- [Exercise instructions]
Quote the entries in full, character for character, without their images.
============================================================
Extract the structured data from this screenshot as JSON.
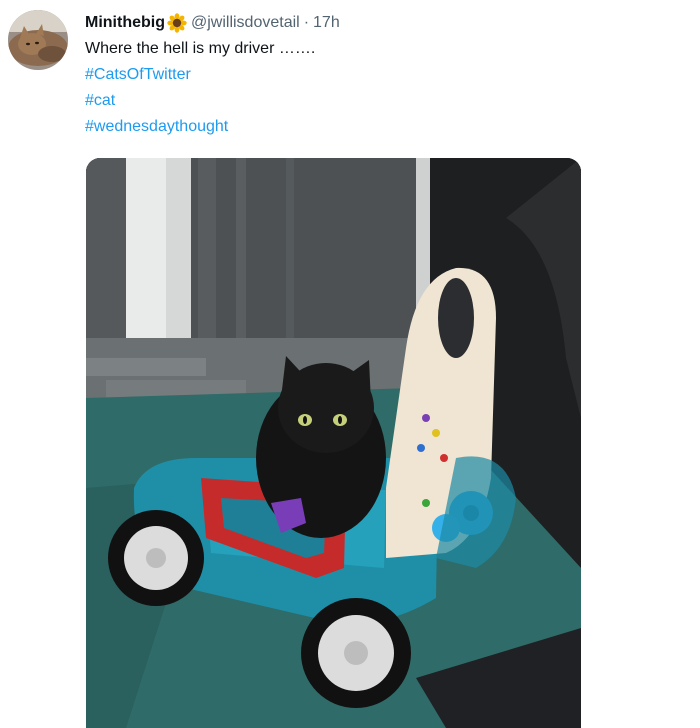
{
  "tweet": {
    "display_name": "Minithebig",
    "name_emoji": "sunflower-icon",
    "handle": "@jwillisdovetail",
    "separator": "·",
    "time": "17h",
    "text": "Where the hell is my driver …….",
    "hashtags": [
      "#CatsOfTwitter",
      "#cat",
      "#wednesdaythought"
    ]
  },
  "colors": {
    "link": "#1d9bf0",
    "secondary_text": "#536471",
    "primary_text": "#0f1419"
  }
}
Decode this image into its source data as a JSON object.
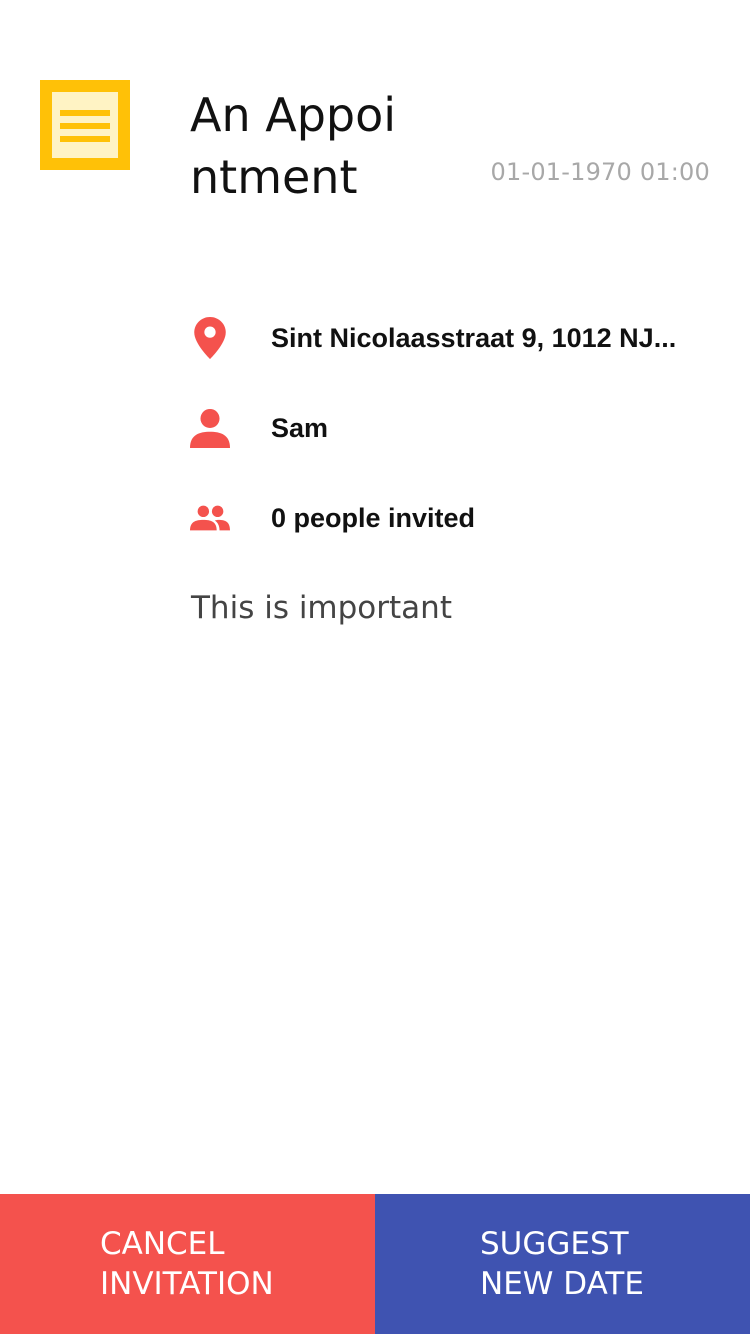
============================================================
- [Solution for this exercise]
Extract the structured data from this screenshot as JSON.
{
  "tweet": {
    "display_name": "Minithebig",
    "name_emoji": "sunflower-icon",
    "handle": "@jwillisdovetail",
    "separator": "·",
    "time": "17h",
    "text": "Where the hell is my driver …….",
    "hashtags": [
      "#CatsOfTwitter",
      "#cat",
      "#wednesdaythought"
    ]
  },
  "colors": {
    "link": "#1d9bf0",
    "secondary_text": "#536471",
    "primary_text": "#0f1419"
  }
}
Decode this image into its source data as a JSON object.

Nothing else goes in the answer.